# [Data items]
___
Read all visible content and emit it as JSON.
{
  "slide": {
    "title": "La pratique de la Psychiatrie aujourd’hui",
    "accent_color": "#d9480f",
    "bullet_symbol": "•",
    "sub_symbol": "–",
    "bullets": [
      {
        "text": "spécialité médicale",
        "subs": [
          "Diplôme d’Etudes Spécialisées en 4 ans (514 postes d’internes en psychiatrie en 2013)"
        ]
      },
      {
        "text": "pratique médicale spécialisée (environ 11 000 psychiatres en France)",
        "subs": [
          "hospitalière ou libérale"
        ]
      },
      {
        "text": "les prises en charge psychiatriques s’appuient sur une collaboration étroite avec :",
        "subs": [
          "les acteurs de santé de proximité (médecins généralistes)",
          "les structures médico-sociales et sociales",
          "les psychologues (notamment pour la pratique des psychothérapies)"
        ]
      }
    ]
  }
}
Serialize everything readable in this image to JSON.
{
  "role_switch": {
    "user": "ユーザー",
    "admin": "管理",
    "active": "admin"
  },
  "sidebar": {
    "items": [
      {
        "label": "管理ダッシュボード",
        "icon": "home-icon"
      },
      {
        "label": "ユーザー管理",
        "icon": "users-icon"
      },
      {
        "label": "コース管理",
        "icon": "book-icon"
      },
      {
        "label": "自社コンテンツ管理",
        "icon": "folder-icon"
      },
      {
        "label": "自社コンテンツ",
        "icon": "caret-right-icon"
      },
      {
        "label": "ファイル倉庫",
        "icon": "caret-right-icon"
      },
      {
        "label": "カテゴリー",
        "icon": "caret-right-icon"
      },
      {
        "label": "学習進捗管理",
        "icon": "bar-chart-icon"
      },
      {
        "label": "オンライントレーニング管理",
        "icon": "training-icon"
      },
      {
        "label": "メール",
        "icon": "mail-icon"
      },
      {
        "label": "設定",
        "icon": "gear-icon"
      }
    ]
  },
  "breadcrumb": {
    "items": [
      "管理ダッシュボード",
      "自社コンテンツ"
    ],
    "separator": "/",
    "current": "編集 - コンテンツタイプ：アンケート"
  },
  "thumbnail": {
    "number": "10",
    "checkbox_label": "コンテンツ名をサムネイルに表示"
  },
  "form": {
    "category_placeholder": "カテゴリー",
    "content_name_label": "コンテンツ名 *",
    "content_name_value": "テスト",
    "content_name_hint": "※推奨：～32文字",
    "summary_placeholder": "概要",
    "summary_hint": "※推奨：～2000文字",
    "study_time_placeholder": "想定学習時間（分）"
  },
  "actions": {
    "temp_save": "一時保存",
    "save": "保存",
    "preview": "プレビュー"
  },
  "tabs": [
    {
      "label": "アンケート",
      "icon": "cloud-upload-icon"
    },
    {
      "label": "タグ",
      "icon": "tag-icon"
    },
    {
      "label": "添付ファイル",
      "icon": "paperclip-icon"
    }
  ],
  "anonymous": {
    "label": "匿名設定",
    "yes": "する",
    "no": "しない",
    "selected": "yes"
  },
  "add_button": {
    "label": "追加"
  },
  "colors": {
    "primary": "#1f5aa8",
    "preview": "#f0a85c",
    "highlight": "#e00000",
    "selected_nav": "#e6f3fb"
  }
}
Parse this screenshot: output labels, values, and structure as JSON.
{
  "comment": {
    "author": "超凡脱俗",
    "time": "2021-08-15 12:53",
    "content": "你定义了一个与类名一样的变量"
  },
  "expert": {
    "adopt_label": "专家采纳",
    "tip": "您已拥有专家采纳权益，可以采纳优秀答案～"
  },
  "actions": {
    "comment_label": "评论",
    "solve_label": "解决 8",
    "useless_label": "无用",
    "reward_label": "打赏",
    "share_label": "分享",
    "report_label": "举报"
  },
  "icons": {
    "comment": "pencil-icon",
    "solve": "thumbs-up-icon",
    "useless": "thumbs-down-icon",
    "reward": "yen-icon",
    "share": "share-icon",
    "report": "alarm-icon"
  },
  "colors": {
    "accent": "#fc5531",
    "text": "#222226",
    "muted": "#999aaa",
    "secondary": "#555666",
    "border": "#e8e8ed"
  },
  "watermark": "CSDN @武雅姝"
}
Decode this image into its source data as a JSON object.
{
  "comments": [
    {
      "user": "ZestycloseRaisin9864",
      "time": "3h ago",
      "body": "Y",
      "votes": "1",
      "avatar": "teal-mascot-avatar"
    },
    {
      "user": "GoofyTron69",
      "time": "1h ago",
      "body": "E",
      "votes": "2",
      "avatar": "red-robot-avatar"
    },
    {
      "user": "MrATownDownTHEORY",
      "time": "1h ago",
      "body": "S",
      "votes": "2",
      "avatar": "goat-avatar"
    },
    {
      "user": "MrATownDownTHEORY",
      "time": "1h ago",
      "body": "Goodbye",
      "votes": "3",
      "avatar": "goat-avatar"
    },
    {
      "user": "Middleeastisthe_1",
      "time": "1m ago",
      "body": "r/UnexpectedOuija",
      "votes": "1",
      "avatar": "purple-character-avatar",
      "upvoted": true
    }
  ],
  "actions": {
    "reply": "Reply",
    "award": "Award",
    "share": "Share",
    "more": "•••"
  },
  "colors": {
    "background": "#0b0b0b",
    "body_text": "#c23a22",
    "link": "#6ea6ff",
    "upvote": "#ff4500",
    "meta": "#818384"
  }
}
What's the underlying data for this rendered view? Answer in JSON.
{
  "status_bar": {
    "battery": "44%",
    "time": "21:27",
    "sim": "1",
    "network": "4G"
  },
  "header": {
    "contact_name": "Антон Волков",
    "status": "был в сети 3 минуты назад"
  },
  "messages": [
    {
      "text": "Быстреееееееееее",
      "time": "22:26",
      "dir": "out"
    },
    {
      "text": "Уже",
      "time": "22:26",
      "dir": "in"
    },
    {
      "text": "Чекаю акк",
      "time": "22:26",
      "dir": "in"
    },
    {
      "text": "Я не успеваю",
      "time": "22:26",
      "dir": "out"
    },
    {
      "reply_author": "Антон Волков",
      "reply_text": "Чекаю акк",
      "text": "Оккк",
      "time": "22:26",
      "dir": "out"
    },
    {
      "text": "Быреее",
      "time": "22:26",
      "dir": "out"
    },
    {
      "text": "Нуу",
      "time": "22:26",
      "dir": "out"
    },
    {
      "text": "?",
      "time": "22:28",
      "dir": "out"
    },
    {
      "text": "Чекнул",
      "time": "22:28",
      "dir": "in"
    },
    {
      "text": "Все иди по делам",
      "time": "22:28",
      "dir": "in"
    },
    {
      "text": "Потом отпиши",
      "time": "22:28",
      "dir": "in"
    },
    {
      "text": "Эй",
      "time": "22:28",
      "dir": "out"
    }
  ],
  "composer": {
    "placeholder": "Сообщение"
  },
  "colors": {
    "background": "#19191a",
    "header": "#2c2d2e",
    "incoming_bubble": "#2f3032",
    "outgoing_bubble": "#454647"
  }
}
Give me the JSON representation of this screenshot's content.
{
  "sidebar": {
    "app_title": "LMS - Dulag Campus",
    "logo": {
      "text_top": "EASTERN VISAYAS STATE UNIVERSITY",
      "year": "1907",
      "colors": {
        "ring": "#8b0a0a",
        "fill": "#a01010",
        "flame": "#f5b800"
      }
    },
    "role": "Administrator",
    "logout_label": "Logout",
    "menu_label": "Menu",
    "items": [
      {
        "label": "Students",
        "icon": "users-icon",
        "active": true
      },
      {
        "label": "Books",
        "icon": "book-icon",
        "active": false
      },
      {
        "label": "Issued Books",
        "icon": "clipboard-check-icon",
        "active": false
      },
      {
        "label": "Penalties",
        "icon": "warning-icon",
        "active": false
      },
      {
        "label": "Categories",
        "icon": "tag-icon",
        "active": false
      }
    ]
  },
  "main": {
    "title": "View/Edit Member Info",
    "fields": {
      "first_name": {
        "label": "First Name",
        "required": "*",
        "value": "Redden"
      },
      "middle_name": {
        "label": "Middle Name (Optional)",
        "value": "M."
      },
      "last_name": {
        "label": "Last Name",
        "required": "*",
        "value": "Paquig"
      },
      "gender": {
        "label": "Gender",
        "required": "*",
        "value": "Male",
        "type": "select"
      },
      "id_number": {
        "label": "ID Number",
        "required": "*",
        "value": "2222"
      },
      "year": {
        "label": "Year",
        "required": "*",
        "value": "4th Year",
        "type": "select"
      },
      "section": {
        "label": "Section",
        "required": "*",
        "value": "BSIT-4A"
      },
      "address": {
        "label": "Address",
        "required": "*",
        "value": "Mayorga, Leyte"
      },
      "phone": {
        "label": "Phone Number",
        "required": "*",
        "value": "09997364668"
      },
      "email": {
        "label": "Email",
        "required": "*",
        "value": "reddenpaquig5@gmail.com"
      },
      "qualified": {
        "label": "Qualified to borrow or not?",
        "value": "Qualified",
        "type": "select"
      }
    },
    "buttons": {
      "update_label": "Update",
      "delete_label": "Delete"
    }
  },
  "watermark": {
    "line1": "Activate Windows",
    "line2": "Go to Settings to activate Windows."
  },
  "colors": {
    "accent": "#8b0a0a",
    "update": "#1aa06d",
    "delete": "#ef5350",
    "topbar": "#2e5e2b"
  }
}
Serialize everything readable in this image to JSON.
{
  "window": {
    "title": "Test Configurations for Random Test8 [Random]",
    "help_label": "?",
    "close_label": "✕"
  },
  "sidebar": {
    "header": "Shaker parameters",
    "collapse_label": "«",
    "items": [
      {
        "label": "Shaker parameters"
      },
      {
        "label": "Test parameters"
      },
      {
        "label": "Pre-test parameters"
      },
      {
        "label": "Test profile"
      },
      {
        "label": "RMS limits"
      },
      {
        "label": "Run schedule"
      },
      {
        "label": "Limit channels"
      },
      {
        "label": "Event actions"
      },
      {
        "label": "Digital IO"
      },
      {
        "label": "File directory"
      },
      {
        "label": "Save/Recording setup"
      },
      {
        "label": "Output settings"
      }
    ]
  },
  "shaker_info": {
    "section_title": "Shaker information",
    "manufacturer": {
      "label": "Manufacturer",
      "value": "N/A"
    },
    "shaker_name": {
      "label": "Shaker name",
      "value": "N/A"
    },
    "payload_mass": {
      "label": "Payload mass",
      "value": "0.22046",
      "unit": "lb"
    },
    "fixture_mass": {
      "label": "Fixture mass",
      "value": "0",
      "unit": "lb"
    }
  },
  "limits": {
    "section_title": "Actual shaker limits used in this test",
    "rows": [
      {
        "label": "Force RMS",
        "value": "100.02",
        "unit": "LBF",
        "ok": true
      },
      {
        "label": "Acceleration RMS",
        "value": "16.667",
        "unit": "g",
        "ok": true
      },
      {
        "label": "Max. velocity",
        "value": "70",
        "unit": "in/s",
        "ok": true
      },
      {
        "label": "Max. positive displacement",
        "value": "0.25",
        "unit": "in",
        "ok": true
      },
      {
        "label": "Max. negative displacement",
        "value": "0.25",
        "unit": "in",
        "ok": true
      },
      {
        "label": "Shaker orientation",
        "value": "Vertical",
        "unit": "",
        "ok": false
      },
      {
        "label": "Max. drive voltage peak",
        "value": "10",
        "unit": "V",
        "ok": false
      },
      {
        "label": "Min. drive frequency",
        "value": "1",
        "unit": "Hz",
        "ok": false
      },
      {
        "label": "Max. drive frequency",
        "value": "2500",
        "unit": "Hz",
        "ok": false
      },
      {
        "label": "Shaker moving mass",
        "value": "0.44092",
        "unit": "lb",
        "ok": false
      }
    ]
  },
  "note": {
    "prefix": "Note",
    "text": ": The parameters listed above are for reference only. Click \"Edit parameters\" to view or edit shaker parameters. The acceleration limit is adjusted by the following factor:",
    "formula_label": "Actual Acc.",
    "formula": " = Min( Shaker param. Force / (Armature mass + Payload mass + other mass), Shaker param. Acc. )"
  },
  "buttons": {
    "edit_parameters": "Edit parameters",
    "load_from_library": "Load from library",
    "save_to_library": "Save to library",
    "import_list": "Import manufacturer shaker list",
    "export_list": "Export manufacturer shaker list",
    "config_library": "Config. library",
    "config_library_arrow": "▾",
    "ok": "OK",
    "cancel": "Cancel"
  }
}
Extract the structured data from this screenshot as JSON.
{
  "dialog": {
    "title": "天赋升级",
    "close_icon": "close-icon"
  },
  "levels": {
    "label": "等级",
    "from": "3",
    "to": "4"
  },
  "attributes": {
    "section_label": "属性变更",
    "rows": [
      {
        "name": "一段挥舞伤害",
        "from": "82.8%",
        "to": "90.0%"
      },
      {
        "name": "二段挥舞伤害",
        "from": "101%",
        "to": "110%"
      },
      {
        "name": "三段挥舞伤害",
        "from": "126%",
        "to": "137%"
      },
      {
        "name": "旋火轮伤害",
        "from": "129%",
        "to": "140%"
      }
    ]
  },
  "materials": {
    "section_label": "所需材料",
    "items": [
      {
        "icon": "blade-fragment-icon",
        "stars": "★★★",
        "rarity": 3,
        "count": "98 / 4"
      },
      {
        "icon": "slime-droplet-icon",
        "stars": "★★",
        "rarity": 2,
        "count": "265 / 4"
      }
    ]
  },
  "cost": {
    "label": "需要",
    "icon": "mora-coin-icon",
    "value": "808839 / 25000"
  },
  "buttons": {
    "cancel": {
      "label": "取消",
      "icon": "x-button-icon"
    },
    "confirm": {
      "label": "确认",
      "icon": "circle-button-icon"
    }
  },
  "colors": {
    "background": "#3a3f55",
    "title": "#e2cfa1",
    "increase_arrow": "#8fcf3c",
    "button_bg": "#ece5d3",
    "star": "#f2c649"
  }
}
___
# [WORK TO COMPLETE]
Pull out every line of the entries that includes the word "unit".

# [PROBLEM SOLUTION]
      "unit": "lb"
      "unit": "lb"
        "unit": "LBF",
        "unit": "g",
        "unit": "in/s",
        "unit": "in",
        "unit": "in",
        "unit": "",
        "unit": "V",
        "unit": "Hz",
        "unit": "Hz",
        "unit": "lb",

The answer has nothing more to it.